## [Challenge]
Leave out the pictures and copy every record exactly.

Provided records start

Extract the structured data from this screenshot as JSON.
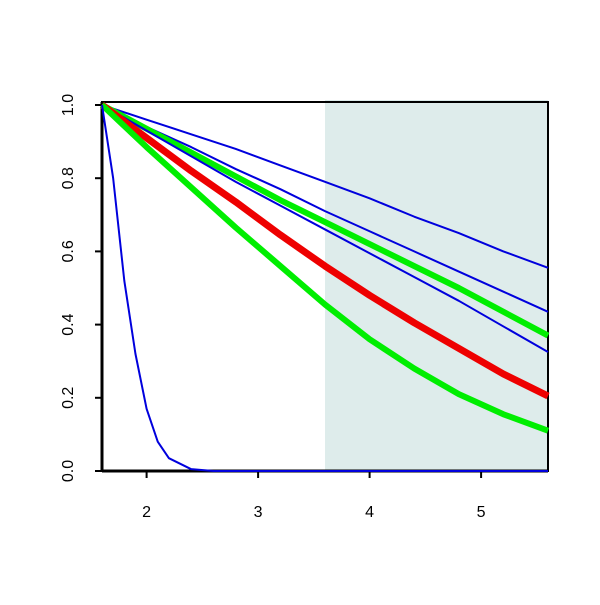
{
  "chart_data": {
    "type": "line",
    "x": [
      1.6,
      2.0,
      2.4,
      2.8,
      3.2,
      3.6,
      4.0,
      4.4,
      4.8,
      5.2,
      5.6
    ],
    "series": [
      {
        "color": "#0000dd",
        "width": 2,
        "values": [
          1,
          0.96,
          0.92,
          0.88,
          0.835,
          0.79,
          0.745,
          0.695,
          0.65,
          0.6,
          0.555
        ]
      },
      {
        "color": "#0000dd",
        "width": 2,
        "values": [
          1,
          0.94,
          0.885,
          0.825,
          0.77,
          0.71,
          0.655,
          0.6,
          0.545,
          0.49,
          0.435
        ]
      },
      {
        "color": "#00ee00",
        "width": 6,
        "values": [
          1,
          0.935,
          0.87,
          0.805,
          0.74,
          0.68,
          0.62,
          0.56,
          0.5,
          0.435,
          0.37
        ]
      },
      {
        "color": "#0000dd",
        "width": 2,
        "values": [
          1,
          0.93,
          0.86,
          0.79,
          0.725,
          0.66,
          0.595,
          0.53,
          0.465,
          0.395,
          0.325
        ]
      },
      {
        "color": "#ee0000",
        "width": 7,
        "values": [
          1,
          0.91,
          0.82,
          0.735,
          0.645,
          0.56,
          0.48,
          0.405,
          0.335,
          0.265,
          0.205
        ]
      },
      {
        "color": "#00ee00",
        "width": 6,
        "values": [
          1,
          0.885,
          0.775,
          0.665,
          0.56,
          0.455,
          0.36,
          0.28,
          0.21,
          0.155,
          0.11
        ]
      },
      {
        "color": "#0000dd",
        "width": 2,
        "x": [
          1.6,
          1.7,
          1.8,
          1.9,
          2.0,
          2.1,
          2.2,
          2.4,
          2.6,
          3,
          4,
          5,
          5.6
        ],
        "values": [
          1,
          0.8,
          0.52,
          0.32,
          0.17,
          0.08,
          0.035,
          0.005,
          0,
          0,
          0,
          0,
          0
        ]
      }
    ],
    "shaded_region": {
      "xmin": 3.6,
      "xmax": 5.6,
      "color": "#deeceb"
    },
    "xlim": [
      1.6,
      5.6
    ],
    "ylim": [
      0,
      1
    ],
    "xticks": [
      2,
      3,
      4,
      5
    ],
    "yticks": [
      {
        "value": 0,
        "label": "0.0"
      },
      0.2,
      0.4,
      0.6,
      0.8,
      {
        "value": 1,
        "label": "1.0"
      }
    ]
  }
}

Provided records end

## [Solution to this problem]
Extract the structured data from this screenshot as JSON.
{
  "chart_data": {
    "type": "line",
    "x": [
      1.6,
      2.0,
      2.4,
      2.8,
      3.2,
      3.6,
      4.0,
      4.4,
      4.8,
      5.2,
      5.6
    ],
    "series": [
      {
        "color": "#0000dd",
        "width": 2,
        "values": [
          1,
          0.96,
          0.92,
          0.88,
          0.835,
          0.79,
          0.745,
          0.695,
          0.65,
          0.6,
          0.555
        ]
      },
      {
        "color": "#0000dd",
        "width": 2,
        "values": [
          1,
          0.94,
          0.885,
          0.825,
          0.77,
          0.71,
          0.655,
          0.6,
          0.545,
          0.49,
          0.435
        ]
      },
      {
        "color": "#00ee00",
        "width": 6,
        "values": [
          1,
          0.935,
          0.87,
          0.805,
          0.74,
          0.68,
          0.62,
          0.56,
          0.5,
          0.435,
          0.37
        ]
      },
      {
        "color": "#0000dd",
        "width": 2,
        "values": [
          1,
          0.93,
          0.86,
          0.79,
          0.725,
          0.66,
          0.595,
          0.53,
          0.465,
          0.395,
          0.325
        ]
      },
      {
        "color": "#ee0000",
        "width": 7,
        "values": [
          1,
          0.91,
          0.82,
          0.735,
          0.645,
          0.56,
          0.48,
          0.405,
          0.335,
          0.265,
          0.205
        ]
      },
      {
        "color": "#00ee00",
        "width": 6,
        "values": [
          1,
          0.885,
          0.775,
          0.665,
          0.56,
          0.455,
          0.36,
          0.28,
          0.21,
          0.155,
          0.11
        ]
      },
      {
        "color": "#0000dd",
        "width": 2,
        "x": [
          1.6,
          1.7,
          1.8,
          1.9,
          2.0,
          2.1,
          2.2,
          2.4,
          2.6,
          3,
          4,
          5,
          5.6
        ],
        "values": [
          1,
          0.8,
          0.52,
          0.32,
          0.17,
          0.08,
          0.035,
          0.005,
          0,
          0,
          0,
          0,
          0
        ]
      }
    ],
    "shaded_region": {
      "xmin": 3.6,
      "xmax": 5.6,
      "color": "#deeceb"
    },
    "xlim": [
      1.6,
      5.6
    ],
    "ylim": [
      0,
      1
    ],
    "xticks": [
      2,
      3,
      4,
      5
    ],
    "yticks": [
      {
        "value": 0,
        "label": "0.0"
      },
      0.2,
      0.4,
      0.6,
      0.8,
      {
        "value": 1,
        "label": "1.0"
      }
    ]
  }
}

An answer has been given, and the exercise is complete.